THE DATA:
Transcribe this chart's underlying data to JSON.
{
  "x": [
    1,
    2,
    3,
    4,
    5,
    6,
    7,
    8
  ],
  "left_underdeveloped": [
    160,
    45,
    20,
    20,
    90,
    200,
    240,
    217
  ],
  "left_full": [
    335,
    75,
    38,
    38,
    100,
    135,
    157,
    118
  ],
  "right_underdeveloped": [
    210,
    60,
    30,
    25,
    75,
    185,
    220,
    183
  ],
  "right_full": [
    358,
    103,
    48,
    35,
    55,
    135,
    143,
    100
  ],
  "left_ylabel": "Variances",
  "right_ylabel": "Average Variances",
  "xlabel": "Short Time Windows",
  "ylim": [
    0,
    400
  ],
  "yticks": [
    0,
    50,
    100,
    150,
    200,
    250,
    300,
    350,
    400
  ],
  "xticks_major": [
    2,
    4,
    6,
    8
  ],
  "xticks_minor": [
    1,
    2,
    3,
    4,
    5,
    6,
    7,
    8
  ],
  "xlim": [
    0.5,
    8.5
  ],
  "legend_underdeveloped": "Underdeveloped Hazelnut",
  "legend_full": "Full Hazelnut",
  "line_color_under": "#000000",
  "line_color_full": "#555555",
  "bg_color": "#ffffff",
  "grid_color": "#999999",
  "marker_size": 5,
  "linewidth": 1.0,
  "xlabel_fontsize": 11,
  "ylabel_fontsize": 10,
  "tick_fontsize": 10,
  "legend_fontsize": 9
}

PROBLEM:
All of the entries above should be written out again exactly.

SOLUTION:
Transcribe this chart's underlying data to JSON.
{
  "x": [
    1,
    2,
    3,
    4,
    5,
    6,
    7,
    8
  ],
  "left_underdeveloped": [
    160,
    45,
    20,
    20,
    90,
    200,
    240,
    217
  ],
  "left_full": [
    335,
    75,
    38,
    38,
    100,
    135,
    157,
    118
  ],
  "right_underdeveloped": [
    210,
    60,
    30,
    25,
    75,
    185,
    220,
    183
  ],
  "right_full": [
    358,
    103,
    48,
    35,
    55,
    135,
    143,
    100
  ],
  "left_ylabel": "Variances",
  "right_ylabel": "Average Variances",
  "xlabel": "Short Time Windows",
  "ylim": [
    0,
    400
  ],
  "yticks": [
    0,
    50,
    100,
    150,
    200,
    250,
    300,
    350,
    400
  ],
  "xticks_major": [
    2,
    4,
    6,
    8
  ],
  "xticks_minor": [
    1,
    2,
    3,
    4,
    5,
    6,
    7,
    8
  ],
  "xlim": [
    0.5,
    8.5
  ],
  "legend_underdeveloped": "Underdeveloped Hazelnut",
  "legend_full": "Full Hazelnut",
  "line_color_under": "#000000",
  "line_color_full": "#555555",
  "bg_color": "#ffffff",
  "grid_color": "#999999",
  "marker_size": 5,
  "linewidth": 1.0,
  "xlabel_fontsize": 11,
  "ylabel_fontsize": 10,
  "tick_fontsize": 10,
  "legend_fontsize": 9
}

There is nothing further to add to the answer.